Rewrite the portion of the entries that opens with the line containing "Patent image size: (823, 973)." and closes with the line containing "The cavity 10 is at (414, 464).", swapping "schematic view" for "diagrammatic view" and leaving everything else unchanged.

★ ★ ★

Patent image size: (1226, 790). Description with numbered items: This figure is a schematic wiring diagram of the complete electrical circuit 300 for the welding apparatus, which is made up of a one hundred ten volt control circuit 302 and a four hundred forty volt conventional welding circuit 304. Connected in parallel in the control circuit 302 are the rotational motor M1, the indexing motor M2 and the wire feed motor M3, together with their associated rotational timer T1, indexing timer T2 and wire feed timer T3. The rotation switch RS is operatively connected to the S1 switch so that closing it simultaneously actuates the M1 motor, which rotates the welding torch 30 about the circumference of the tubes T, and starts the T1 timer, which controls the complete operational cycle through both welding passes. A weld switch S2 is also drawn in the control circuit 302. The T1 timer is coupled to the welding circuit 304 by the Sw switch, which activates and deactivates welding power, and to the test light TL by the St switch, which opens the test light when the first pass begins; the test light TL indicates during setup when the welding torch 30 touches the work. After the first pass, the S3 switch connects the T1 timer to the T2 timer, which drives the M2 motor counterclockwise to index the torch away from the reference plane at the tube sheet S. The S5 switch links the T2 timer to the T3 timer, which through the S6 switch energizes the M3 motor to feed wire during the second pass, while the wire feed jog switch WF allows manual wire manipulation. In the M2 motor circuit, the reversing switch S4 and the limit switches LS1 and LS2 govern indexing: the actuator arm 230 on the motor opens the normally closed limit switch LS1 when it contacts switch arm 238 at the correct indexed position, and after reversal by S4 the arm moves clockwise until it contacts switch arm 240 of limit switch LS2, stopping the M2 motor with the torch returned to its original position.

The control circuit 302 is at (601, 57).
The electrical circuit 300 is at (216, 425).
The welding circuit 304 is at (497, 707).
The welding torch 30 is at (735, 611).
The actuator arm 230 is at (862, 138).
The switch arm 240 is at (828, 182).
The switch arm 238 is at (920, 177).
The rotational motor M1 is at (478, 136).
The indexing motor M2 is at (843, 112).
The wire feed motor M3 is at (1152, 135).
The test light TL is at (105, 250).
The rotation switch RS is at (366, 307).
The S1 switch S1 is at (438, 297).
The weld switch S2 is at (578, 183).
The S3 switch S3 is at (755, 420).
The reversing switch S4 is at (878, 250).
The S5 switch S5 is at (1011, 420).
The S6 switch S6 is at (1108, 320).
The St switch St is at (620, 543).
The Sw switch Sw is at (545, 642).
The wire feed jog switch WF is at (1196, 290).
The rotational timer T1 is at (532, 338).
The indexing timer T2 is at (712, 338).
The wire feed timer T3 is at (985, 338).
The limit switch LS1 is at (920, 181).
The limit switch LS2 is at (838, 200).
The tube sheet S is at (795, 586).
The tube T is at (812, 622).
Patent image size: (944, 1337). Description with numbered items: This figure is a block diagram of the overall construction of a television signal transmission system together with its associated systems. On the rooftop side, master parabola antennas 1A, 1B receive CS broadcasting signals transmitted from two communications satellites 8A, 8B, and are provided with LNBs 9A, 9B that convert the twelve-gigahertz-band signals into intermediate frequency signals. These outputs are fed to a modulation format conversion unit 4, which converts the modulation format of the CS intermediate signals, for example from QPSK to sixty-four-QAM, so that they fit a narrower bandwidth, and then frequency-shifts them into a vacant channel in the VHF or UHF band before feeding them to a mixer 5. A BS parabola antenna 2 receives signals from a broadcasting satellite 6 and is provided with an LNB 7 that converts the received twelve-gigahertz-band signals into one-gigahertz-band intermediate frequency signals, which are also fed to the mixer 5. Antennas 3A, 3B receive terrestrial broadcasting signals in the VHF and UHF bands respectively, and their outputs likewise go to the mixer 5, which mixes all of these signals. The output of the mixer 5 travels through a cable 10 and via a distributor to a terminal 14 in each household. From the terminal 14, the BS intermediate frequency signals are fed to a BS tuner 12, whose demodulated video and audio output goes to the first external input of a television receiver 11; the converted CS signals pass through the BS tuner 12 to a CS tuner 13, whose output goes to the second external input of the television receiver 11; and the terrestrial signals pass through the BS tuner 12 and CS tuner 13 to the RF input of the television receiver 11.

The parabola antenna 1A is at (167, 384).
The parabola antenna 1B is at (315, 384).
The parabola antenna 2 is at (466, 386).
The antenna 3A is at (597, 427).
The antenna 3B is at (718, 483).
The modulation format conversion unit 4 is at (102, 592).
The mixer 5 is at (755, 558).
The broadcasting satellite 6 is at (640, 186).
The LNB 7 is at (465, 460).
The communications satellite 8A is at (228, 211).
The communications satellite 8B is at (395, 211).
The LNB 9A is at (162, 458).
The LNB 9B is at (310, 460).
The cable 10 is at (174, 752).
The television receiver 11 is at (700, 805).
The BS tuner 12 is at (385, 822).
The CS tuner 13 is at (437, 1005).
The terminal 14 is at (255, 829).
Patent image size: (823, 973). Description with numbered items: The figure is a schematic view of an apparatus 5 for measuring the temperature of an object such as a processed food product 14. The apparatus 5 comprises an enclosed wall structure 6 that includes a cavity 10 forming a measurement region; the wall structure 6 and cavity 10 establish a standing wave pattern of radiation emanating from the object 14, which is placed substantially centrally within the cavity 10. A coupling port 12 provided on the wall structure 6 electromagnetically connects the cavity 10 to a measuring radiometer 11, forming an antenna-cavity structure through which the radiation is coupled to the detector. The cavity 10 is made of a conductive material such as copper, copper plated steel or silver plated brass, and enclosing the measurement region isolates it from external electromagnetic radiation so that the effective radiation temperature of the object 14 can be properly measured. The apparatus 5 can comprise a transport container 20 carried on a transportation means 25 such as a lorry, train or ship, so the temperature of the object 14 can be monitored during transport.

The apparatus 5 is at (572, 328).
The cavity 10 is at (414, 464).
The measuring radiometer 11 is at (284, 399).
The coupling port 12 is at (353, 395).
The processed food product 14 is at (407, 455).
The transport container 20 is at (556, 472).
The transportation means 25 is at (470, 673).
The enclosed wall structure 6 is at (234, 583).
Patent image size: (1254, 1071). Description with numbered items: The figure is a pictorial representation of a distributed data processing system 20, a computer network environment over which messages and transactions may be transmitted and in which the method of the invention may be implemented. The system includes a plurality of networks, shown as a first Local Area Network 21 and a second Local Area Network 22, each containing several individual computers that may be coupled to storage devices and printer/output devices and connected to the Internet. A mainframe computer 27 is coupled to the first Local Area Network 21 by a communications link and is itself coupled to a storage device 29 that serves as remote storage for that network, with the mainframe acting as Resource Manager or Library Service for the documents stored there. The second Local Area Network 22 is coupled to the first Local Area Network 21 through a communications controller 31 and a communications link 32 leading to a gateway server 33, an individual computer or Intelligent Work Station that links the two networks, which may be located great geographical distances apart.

★ ★ ★

◆ FULL SOLUTION:
Patent image size: (823, 973). Description with numbered items: The figure is a diagrammatic view of an apparatus 5 for measuring the temperature of an object such as a processed food product 14. The apparatus 5 comprises an enclosed wall structure 6 that includes a cavity 10 forming a measurement region; the wall structure 6 and cavity 10 establish a standing wave pattern of radiation emanating from the object 14, which is placed substantially centrally within the cavity 10. A coupling port 12 provided on the wall structure 6 electromagnetically connects the cavity 10 to a measuring radiometer 11, forming an antenna-cavity structure through which the radiation is coupled to the detector. The cavity 10 is made of a conductive material such as copper, copper plated steel or silver plated brass, and enclosing the measurement region isolates it from external electromagnetic radiation so that the effective radiation temperature of the object 14 can be properly measured. The apparatus 5 can comprise a transport container 20 carried on a transportation means 25 such as a lorry, train or ship, so the temperature of the object 14 can be monitored during transport.

The apparatus 5 is at (572, 328).
The cavity 10 is at (414, 464).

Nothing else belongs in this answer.